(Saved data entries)
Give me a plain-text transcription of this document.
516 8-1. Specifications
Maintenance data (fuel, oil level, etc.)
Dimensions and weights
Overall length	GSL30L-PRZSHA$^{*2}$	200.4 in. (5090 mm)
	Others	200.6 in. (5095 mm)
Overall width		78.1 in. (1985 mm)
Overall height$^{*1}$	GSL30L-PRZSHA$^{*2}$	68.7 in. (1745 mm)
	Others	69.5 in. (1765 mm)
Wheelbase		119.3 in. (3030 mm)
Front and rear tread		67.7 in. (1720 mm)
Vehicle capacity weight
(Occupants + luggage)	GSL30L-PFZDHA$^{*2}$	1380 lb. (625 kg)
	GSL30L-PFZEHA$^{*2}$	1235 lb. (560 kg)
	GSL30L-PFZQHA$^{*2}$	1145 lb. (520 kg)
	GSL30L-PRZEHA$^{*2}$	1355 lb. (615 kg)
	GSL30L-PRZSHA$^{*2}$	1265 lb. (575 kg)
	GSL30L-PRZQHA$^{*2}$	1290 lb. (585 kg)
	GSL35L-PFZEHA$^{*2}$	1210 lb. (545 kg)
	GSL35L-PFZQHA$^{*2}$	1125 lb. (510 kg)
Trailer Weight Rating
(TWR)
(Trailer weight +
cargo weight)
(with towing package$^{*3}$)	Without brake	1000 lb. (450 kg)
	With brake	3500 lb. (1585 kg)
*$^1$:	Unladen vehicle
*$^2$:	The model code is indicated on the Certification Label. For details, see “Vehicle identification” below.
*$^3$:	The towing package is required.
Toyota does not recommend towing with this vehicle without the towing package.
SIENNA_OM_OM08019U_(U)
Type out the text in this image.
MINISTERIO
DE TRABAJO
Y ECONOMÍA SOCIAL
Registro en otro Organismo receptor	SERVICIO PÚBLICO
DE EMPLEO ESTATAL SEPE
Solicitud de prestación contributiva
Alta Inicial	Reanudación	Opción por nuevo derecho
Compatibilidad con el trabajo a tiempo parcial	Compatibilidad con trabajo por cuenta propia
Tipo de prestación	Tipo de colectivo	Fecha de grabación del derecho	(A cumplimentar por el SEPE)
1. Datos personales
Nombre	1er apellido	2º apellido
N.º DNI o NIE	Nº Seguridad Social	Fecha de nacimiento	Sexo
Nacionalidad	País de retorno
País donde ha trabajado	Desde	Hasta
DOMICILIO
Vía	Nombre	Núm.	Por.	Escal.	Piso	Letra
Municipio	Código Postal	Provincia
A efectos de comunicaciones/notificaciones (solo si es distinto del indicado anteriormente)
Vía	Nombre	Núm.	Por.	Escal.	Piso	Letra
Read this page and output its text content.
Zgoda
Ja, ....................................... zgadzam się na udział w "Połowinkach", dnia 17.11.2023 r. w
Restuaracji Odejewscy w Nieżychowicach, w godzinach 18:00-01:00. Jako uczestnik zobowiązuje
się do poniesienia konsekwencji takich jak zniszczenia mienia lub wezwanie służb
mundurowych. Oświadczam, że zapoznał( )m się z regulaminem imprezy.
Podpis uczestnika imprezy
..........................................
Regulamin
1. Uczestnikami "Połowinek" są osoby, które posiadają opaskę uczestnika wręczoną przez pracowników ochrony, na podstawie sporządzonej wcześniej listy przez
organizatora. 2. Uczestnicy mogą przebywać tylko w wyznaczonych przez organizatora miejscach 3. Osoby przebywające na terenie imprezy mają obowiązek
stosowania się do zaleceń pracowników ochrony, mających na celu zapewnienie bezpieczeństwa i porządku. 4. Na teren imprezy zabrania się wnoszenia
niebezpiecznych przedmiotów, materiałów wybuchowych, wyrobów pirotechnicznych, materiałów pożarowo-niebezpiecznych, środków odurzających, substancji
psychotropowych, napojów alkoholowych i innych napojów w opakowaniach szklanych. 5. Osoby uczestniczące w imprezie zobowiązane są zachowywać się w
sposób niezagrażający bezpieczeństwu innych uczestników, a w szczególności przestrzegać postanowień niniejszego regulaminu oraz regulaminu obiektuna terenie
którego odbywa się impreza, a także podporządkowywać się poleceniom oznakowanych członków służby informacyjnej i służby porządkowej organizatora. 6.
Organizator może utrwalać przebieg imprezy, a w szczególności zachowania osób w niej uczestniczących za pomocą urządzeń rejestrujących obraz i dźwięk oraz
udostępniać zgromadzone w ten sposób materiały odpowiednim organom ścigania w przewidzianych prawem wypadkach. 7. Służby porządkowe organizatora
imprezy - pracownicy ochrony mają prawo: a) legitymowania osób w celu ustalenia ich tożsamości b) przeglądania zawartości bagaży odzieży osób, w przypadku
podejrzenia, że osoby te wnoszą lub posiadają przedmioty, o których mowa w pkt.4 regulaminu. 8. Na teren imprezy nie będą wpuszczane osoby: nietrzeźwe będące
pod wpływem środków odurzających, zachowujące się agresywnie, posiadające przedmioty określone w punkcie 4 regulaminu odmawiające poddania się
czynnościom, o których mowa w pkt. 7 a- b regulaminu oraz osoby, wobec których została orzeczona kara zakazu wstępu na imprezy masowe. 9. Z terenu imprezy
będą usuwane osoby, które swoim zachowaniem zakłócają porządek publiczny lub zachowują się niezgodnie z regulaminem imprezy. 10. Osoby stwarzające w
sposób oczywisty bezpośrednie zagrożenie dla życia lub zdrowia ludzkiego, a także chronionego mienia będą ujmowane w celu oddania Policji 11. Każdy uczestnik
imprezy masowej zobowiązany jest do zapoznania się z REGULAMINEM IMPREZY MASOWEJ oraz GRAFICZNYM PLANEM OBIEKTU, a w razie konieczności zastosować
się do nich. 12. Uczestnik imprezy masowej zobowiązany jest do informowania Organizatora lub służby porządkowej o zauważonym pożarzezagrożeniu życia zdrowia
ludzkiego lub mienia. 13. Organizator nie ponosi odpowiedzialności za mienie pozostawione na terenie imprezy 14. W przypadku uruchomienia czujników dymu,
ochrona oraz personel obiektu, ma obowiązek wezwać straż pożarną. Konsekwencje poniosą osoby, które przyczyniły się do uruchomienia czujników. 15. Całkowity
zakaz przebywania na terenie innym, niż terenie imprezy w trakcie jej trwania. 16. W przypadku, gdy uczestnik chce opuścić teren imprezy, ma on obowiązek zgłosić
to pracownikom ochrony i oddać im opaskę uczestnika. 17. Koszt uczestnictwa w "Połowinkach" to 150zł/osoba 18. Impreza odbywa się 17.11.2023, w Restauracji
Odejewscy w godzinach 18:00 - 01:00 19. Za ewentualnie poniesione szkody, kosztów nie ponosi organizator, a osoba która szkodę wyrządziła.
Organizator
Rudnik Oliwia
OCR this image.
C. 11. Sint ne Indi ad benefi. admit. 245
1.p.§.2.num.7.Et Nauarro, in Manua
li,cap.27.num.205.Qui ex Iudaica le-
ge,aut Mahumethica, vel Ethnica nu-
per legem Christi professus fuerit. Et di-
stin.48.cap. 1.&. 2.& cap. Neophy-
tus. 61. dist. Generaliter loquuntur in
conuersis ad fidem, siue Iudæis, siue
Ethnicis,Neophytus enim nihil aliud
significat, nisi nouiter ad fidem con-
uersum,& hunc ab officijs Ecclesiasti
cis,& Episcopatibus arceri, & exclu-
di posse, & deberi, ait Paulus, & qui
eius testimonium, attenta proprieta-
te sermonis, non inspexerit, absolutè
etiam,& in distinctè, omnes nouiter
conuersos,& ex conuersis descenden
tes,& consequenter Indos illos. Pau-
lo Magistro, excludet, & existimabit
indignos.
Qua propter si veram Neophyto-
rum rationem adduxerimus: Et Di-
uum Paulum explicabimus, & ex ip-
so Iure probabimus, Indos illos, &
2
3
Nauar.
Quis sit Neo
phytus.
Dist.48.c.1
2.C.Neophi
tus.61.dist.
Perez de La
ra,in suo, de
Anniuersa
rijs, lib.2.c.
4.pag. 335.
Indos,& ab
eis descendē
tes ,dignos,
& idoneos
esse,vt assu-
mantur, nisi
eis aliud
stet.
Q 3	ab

_SET EXERCISE_
Find the word "package" in the entries, and copy every line it shows up in.

_RESPONSE TO THIS EXERCISE_
(with towing package$^{*3}$)	Without brake	1000 lb. (450 kg)
*$^3$:	The towing package is required.
Toyota does not recommend towing with this vehicle without the towing package.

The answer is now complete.